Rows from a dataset
■ ■ ■ ■ ■ ■ ■
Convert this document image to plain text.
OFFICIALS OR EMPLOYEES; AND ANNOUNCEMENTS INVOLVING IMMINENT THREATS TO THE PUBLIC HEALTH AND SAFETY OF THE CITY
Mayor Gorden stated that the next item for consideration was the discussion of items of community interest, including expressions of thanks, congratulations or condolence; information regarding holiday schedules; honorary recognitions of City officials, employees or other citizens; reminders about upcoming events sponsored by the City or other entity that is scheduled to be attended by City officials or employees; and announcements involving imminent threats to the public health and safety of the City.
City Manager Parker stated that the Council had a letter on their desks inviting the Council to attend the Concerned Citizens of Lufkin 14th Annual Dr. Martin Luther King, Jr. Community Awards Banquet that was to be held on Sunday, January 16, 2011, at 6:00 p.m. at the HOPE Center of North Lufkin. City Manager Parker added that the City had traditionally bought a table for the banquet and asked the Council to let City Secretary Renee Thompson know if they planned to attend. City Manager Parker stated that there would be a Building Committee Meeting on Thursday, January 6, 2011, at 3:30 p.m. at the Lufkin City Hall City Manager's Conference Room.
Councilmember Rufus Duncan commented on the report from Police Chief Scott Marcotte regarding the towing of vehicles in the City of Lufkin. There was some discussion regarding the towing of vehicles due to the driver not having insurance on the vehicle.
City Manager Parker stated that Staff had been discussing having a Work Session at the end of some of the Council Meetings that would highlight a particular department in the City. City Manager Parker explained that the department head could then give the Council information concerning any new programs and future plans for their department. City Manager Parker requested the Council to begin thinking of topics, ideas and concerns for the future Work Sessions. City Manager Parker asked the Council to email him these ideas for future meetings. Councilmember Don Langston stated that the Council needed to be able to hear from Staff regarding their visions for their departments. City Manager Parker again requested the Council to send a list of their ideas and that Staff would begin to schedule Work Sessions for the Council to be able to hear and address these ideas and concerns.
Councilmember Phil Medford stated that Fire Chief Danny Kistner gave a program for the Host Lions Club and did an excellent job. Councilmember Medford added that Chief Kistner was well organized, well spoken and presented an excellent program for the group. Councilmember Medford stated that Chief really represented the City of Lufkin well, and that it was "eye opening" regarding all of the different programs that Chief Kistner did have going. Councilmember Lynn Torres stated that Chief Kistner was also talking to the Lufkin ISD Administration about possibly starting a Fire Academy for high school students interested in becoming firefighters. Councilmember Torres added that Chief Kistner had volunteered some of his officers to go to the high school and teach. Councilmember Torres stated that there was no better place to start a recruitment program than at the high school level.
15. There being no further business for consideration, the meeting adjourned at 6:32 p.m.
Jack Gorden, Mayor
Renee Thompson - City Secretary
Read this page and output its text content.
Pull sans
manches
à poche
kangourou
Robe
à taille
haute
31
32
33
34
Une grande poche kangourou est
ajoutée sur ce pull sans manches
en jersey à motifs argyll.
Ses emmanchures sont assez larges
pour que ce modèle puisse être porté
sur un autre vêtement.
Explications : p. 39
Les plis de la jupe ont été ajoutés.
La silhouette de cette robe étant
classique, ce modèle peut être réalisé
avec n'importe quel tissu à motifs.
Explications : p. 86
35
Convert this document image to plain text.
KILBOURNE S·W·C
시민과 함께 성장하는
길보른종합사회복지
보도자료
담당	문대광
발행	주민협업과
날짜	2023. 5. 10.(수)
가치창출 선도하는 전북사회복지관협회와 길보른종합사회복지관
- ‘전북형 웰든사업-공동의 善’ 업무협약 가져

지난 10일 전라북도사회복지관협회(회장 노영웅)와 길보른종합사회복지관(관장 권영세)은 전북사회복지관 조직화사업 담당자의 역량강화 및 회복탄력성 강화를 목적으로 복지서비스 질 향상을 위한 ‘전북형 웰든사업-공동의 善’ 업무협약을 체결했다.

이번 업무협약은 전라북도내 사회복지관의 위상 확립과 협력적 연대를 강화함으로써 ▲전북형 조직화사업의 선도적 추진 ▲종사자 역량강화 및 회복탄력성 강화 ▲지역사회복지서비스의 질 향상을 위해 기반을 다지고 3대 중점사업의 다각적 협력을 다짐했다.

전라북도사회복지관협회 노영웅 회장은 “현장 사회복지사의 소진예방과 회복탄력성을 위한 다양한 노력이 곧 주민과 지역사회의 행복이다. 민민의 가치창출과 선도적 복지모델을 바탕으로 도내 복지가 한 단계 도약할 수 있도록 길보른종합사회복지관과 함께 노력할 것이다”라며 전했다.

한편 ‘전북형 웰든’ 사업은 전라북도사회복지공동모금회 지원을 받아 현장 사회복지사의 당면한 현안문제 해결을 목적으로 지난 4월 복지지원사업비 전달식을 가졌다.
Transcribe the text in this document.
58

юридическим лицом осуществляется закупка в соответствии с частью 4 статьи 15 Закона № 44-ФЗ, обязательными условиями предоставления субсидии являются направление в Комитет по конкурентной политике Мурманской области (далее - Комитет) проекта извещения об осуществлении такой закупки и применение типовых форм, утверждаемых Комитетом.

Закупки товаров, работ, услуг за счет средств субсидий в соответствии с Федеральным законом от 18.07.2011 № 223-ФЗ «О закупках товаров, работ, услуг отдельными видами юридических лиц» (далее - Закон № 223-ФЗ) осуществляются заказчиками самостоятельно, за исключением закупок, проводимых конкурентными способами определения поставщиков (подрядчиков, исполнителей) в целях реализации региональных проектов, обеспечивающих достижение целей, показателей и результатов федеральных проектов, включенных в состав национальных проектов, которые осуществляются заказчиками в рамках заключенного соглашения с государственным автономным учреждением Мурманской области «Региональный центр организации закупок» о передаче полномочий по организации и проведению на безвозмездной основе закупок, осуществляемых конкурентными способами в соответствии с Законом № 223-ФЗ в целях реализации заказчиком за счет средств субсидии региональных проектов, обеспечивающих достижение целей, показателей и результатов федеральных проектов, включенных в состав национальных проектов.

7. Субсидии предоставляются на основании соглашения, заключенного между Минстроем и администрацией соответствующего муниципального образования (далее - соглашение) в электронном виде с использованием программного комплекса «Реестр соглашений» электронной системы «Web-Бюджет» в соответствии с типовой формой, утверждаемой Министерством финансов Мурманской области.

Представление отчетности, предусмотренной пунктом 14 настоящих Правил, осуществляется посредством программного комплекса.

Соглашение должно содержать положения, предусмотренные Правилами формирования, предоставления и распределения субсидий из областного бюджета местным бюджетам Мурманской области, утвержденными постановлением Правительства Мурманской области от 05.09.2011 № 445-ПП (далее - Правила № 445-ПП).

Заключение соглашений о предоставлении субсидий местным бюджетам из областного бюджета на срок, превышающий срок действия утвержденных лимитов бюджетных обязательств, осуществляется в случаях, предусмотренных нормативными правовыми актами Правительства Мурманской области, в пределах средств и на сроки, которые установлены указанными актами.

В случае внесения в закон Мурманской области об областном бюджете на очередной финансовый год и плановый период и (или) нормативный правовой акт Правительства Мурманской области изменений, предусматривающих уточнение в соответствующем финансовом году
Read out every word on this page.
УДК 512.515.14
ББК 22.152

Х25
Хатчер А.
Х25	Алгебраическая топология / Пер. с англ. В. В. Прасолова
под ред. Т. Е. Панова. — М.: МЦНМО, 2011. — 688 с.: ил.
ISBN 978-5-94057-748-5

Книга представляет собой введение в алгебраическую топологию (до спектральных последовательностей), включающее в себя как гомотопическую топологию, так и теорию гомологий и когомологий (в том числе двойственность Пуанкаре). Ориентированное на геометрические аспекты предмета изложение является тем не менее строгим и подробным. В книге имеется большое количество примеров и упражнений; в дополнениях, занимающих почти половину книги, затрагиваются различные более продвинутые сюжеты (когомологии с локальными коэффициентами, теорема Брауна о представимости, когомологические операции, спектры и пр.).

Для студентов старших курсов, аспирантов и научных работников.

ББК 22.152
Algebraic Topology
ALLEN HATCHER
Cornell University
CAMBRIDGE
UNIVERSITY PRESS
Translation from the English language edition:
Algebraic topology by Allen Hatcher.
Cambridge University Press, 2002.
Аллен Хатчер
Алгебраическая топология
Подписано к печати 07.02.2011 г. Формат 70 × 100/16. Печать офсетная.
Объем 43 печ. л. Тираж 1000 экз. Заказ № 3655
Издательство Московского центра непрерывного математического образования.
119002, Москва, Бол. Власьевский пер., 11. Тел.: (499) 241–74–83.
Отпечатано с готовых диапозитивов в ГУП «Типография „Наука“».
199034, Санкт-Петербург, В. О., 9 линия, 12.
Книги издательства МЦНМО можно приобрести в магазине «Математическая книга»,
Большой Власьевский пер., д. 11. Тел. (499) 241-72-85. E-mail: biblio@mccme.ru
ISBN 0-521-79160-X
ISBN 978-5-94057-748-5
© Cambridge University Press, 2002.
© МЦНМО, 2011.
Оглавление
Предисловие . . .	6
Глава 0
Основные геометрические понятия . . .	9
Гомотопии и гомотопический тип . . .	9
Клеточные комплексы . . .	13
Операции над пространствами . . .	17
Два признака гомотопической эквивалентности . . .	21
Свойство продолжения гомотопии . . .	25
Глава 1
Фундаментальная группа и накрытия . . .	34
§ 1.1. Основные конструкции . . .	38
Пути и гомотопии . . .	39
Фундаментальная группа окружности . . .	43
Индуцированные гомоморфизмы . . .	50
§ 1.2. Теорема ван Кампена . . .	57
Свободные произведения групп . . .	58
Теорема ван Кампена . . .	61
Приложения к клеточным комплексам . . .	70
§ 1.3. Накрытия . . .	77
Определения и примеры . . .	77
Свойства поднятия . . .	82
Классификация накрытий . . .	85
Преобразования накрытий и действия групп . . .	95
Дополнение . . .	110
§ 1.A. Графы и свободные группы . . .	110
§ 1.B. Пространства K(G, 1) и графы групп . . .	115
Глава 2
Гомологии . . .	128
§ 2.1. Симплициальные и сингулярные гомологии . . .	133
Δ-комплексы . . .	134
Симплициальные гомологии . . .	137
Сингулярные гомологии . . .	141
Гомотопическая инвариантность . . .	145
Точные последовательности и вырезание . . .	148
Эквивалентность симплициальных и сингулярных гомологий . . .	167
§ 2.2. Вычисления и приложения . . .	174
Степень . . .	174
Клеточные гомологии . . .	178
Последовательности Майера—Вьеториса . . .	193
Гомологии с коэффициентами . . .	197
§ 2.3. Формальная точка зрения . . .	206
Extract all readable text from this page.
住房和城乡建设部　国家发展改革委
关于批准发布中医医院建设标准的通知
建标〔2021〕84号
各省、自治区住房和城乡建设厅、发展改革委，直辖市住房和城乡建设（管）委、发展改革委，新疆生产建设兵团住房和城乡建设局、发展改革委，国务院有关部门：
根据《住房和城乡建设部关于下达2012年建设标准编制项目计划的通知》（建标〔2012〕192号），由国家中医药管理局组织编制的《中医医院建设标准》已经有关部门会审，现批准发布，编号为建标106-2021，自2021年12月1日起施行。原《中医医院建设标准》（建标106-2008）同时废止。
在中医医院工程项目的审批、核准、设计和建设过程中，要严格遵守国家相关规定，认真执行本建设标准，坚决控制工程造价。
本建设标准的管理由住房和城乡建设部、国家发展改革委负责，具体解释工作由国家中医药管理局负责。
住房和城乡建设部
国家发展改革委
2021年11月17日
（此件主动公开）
■ ■ ■ ■ ■ ■ ■
Written instruction
Report the number of lines in the entries above that include the word "МЦНМО" and add nothing to it.

Solved problem
3